— Start —

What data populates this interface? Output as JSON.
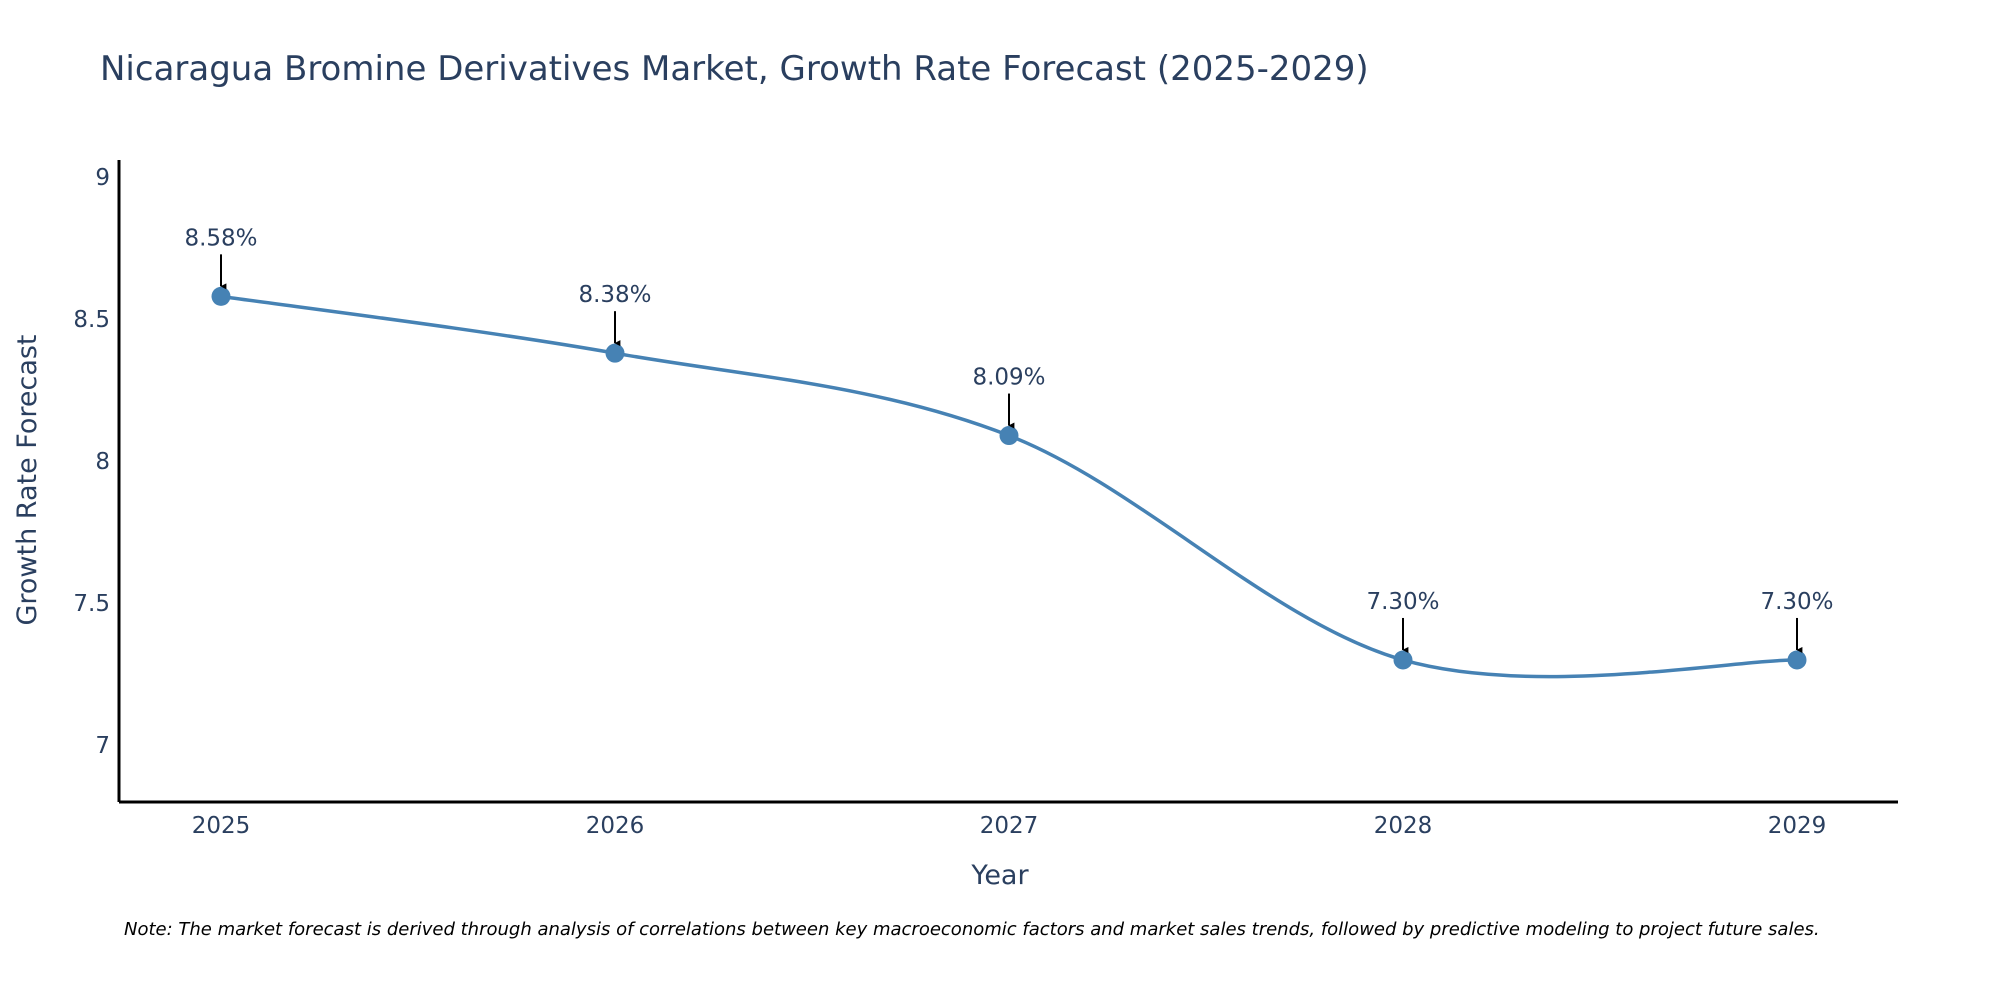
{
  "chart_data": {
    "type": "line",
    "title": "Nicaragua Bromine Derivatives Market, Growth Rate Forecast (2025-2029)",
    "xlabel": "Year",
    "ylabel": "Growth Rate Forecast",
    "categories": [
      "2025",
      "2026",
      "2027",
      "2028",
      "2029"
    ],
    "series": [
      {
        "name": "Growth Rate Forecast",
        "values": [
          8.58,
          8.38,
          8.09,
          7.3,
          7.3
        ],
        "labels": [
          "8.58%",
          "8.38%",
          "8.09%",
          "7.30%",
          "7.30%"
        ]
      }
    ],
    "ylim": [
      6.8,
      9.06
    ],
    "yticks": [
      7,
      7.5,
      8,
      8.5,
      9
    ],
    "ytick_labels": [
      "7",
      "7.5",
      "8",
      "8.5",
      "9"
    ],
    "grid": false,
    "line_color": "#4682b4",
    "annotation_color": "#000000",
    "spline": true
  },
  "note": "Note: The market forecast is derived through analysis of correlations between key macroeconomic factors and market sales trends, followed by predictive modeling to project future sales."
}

— End —

Every entry above needs to be retyped exactly; drop the pictures.

What data populates this interface? Output as JSON.
{
  "chart_data": {
    "type": "line",
    "title": "Nicaragua Bromine Derivatives Market, Growth Rate Forecast (2025-2029)",
    "xlabel": "Year",
    "ylabel": "Growth Rate Forecast",
    "categories": [
      "2025",
      "2026",
      "2027",
      "2028",
      "2029"
    ],
    "series": [
      {
        "name": "Growth Rate Forecast",
        "values": [
          8.58,
          8.38,
          8.09,
          7.3,
          7.3
        ],
        "labels": [
          "8.58%",
          "8.38%",
          "8.09%",
          "7.30%",
          "7.30%"
        ]
      }
    ],
    "ylim": [
      6.8,
      9.06
    ],
    "yticks": [
      7,
      7.5,
      8,
      8.5,
      9
    ],
    "ytick_labels": [
      "7",
      "7.5",
      "8",
      "8.5",
      "9"
    ],
    "grid": false,
    "line_color": "#4682b4",
    "annotation_color": "#000000",
    "spline": true
  },
  "note": "Note: The market forecast is derived through analysis of correlations between key macroeconomic factors and market sales trends, followed by predictive modeling to project future sales."
}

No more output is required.